(SET EXERCISE)
Read the records and write them out again exactly.

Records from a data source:
------------------------------

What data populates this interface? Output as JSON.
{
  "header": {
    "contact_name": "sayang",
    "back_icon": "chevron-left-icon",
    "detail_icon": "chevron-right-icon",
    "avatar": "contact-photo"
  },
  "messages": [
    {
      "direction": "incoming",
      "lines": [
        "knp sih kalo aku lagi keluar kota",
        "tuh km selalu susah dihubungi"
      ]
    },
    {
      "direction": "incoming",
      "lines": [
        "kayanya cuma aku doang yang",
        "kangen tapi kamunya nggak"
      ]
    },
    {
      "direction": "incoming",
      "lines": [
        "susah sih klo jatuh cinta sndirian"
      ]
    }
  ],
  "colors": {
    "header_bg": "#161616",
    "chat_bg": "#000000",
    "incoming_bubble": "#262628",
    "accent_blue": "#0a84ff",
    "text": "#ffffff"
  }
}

------------------------------

(CORRECT ANSWER)
What data populates this interface? Output as JSON.
{
  "header": {
    "contact_name": "sayang",
    "back_icon": "chevron-left-icon",
    "detail_icon": "chevron-right-icon",
    "avatar": "contact-photo"
  },
  "messages": [
    {
      "direction": "incoming",
      "lines": [
        "knp sih kalo aku lagi keluar kota",
        "tuh km selalu susah dihubungi"
      ]
    },
    {
      "direction": "incoming",
      "lines": [
        "kayanya cuma aku doang yang",
        "kangen tapi kamunya nggak"
      ]
    },
    {
      "direction": "incoming",
      "lines": [
        "susah sih klo jatuh cinta sndirian"
      ]
    }
  ],
  "colors": {
    "header_bg": "#161616",
    "chat_bg": "#000000",
    "incoming_bubble": "#262628",
    "accent_blue": "#0a84ff",
    "text": "#ffffff"
  }
}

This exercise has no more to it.